# Aim of the task
Find all lines in the listing that include the word "Record", then copy them.
──────────
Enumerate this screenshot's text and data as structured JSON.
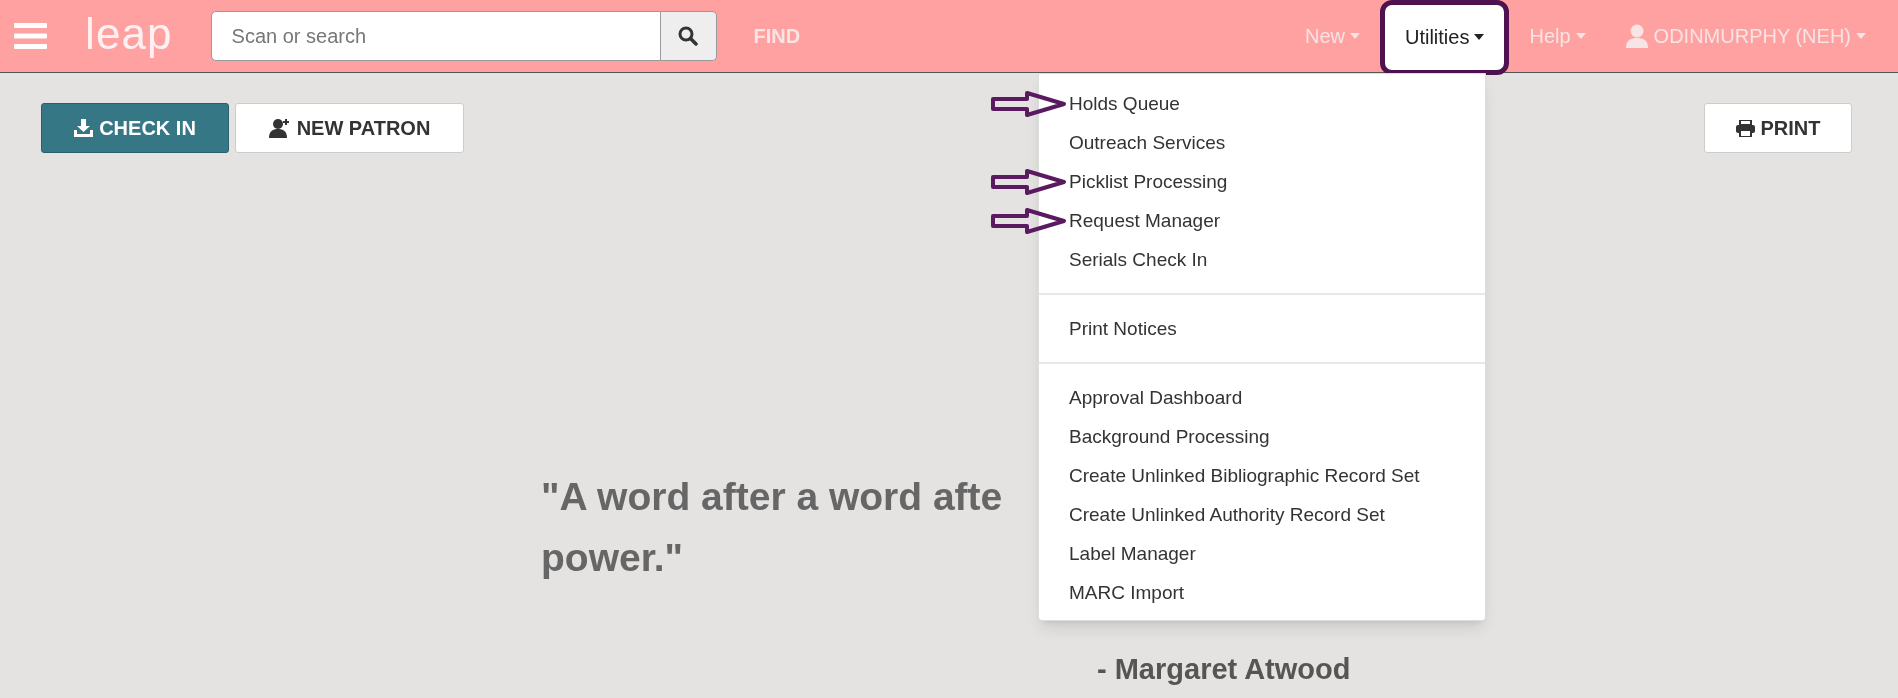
{
  "navbar": {
    "logo": "leap",
    "search": {
      "placeholder": "Scan or search"
    },
    "find": "FIND",
    "menus": [
      {
        "label": "New",
        "selected": false,
        "outlined": false,
        "kind": "menu"
      },
      {
        "label": "Utilities",
        "selected": true,
        "outlined": true,
        "kind": "menu"
      },
      {
        "label": "Help",
        "selected": false,
        "outlined": false,
        "kind": "menu"
      },
      {
        "label": "ODINMURPHY (NEH)",
        "selected": false,
        "outlined": false,
        "kind": "user"
      }
    ]
  },
  "toolbar": {
    "buttons": [
      {
        "label": "CHECK IN",
        "kind": "checkin"
      },
      {
        "label": "NEW PATRON",
        "kind": "patron"
      }
    ],
    "print": "PRINT"
  },
  "quote": {
    "lines": [
      "\"A word after a word afte",
      "power.\""
    ],
    "author": "- Margaret Atwood"
  },
  "utilities_menu": {
    "groups": [
      [
        {
          "label": "Holds Queue",
          "marked": true
        },
        {
          "label": "Outreach Services",
          "marked": false
        },
        {
          "label": "Picklist Processing",
          "marked": true
        },
        {
          "label": "Request Manager",
          "marked": true
        },
        {
          "label": "Serials Check In",
          "marked": false
        }
      ],
      [
        {
          "label": "Print Notices",
          "marked": false
        }
      ],
      [
        {
          "label": "Approval Dashboard",
          "marked": false
        },
        {
          "label": "Background Processing",
          "marked": false
        },
        {
          "label": "Create Unlinked Bibliographic Record Set",
          "marked": false
        },
        {
          "label": "Create Unlinked Authority Record Set",
          "marked": false
        },
        {
          "label": "Label Manager",
          "marked": false
        },
        {
          "label": "MARC Import",
          "marked": false
        }
      ]
    ]
  }
}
──────────
# Finished task
          "label": "Create Unlinked Bibliographic Record Set",
          "label": "Create Unlinked Authority Record Set",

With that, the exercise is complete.